* **WHAT YOU WILL DO**: Images are not part of the copy; write out the rest of the data exactly as given.

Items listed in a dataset
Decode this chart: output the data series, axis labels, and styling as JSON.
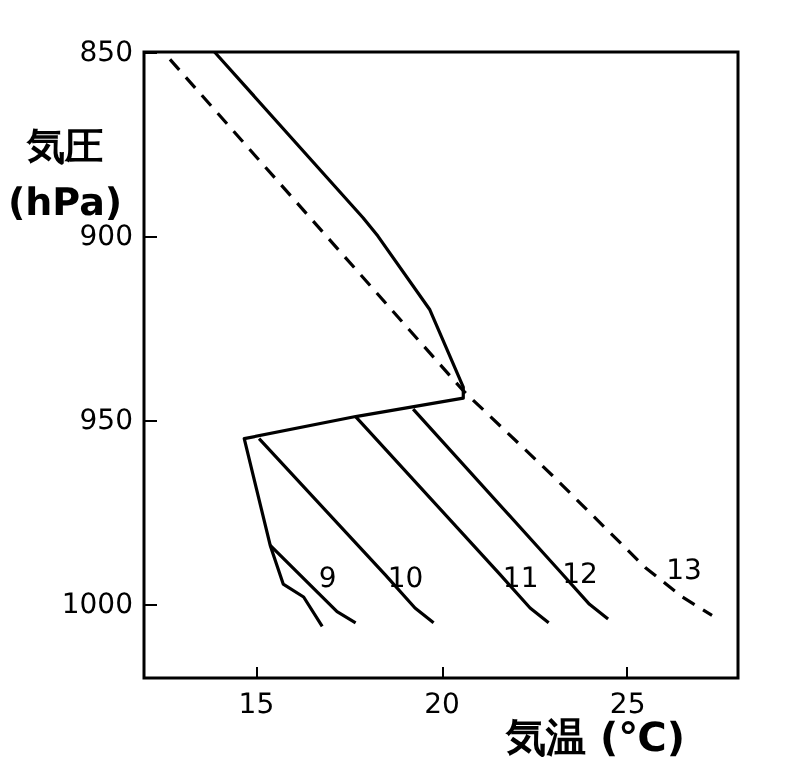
{
  "chart_data": {
    "type": "line",
    "xlabel": "気温 (℃)",
    "ylabel": "気圧\n(hPa)",
    "xlim": [
      12,
      28
    ],
    "xticks": [
      15,
      20,
      25
    ],
    "ylim": [
      1020,
      850
    ],
    "yticks": [
      850,
      900,
      950,
      1000
    ],
    "grid": false,
    "legend": false,
    "series": [
      {
        "color": "#000000",
        "line_style": "solid",
        "x": [
          13.9,
          17.9,
          18.3,
          19.7,
          20.6,
          20.6,
          17.7,
          14.7,
          15.4,
          15.75,
          16.3,
          16.8
        ],
        "values": [
          850,
          895,
          900,
          920,
          941,
          944,
          949,
          955,
          984,
          994.5,
          998,
          1006
        ]
      },
      {
        "name": "9",
        "color": "#000000",
        "line_style": "solid",
        "x": [
          15.4,
          16.5,
          17.2,
          17.7
        ],
        "values": [
          984,
          995,
          1002,
          1005
        ]
      },
      {
        "name": "10",
        "color": "#000000",
        "line_style": "solid",
        "x": [
          15.1,
          18.5,
          19.3,
          19.8
        ],
        "values": [
          955,
          992,
          1001,
          1005
        ]
      },
      {
        "name": "11",
        "color": "#000000",
        "line_style": "solid",
        "x": [
          17.7,
          21.6,
          22.4,
          22.9
        ],
        "values": [
          949,
          992,
          1001,
          1005
        ]
      },
      {
        "name": "12",
        "color": "#000000",
        "line_style": "solid",
        "x": [
          19.25,
          23.2,
          24.0,
          24.5
        ],
        "values": [
          947,
          991,
          1000,
          1004
        ]
      },
      {
        "name": "13",
        "color": "#000000",
        "line_style": "dashed",
        "x": [
          12.7,
          20.6,
          23,
          25.5,
          26.5,
          27.3
        ],
        "values": [
          852,
          942,
          965,
          990,
          998,
          1003
        ]
      }
    ]
  }
}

* **RESULT**:
Decode this chart: output the data series, axis labels, and styling as JSON.
{
  "chart_data": {
    "type": "line",
    "xlabel": "気温 (℃)",
    "ylabel": "気圧\n(hPa)",
    "xlim": [
      12,
      28
    ],
    "xticks": [
      15,
      20,
      25
    ],
    "ylim": [
      1020,
      850
    ],
    "yticks": [
      850,
      900,
      950,
      1000
    ],
    "grid": false,
    "legend": false,
    "series": [
      {
        "color": "#000000",
        "line_style": "solid",
        "x": [
          13.9,
          17.9,
          18.3,
          19.7,
          20.6,
          20.6,
          17.7,
          14.7,
          15.4,
          15.75,
          16.3,
          16.8
        ],
        "values": [
          850,
          895,
          900,
          920,
          941,
          944,
          949,
          955,
          984,
          994.5,
          998,
          1006
        ]
      },
      {
        "name": "9",
        "color": "#000000",
        "line_style": "solid",
        "x": [
          15.4,
          16.5,
          17.2,
          17.7
        ],
        "values": [
          984,
          995,
          1002,
          1005
        ]
      },
      {
        "name": "10",
        "color": "#000000",
        "line_style": "solid",
        "x": [
          15.1,
          18.5,
          19.3,
          19.8
        ],
        "values": [
          955,
          992,
          1001,
          1005
        ]
      },
      {
        "name": "11",
        "color": "#000000",
        "line_style": "solid",
        "x": [
          17.7,
          21.6,
          22.4,
          22.9
        ],
        "values": [
          949,
          992,
          1001,
          1005
        ]
      },
      {
        "name": "12",
        "color": "#000000",
        "line_style": "solid",
        "x": [
          19.25,
          23.2,
          24.0,
          24.5
        ],
        "values": [
          947,
          991,
          1000,
          1004
        ]
      },
      {
        "name": "13",
        "color": "#000000",
        "line_style": "dashed",
        "x": [
          12.7,
          20.6,
          23,
          25.5,
          26.5,
          27.3
        ],
        "values": [
          852,
          942,
          965,
          990,
          998,
          1003
        ]
      }
    ]
  }
}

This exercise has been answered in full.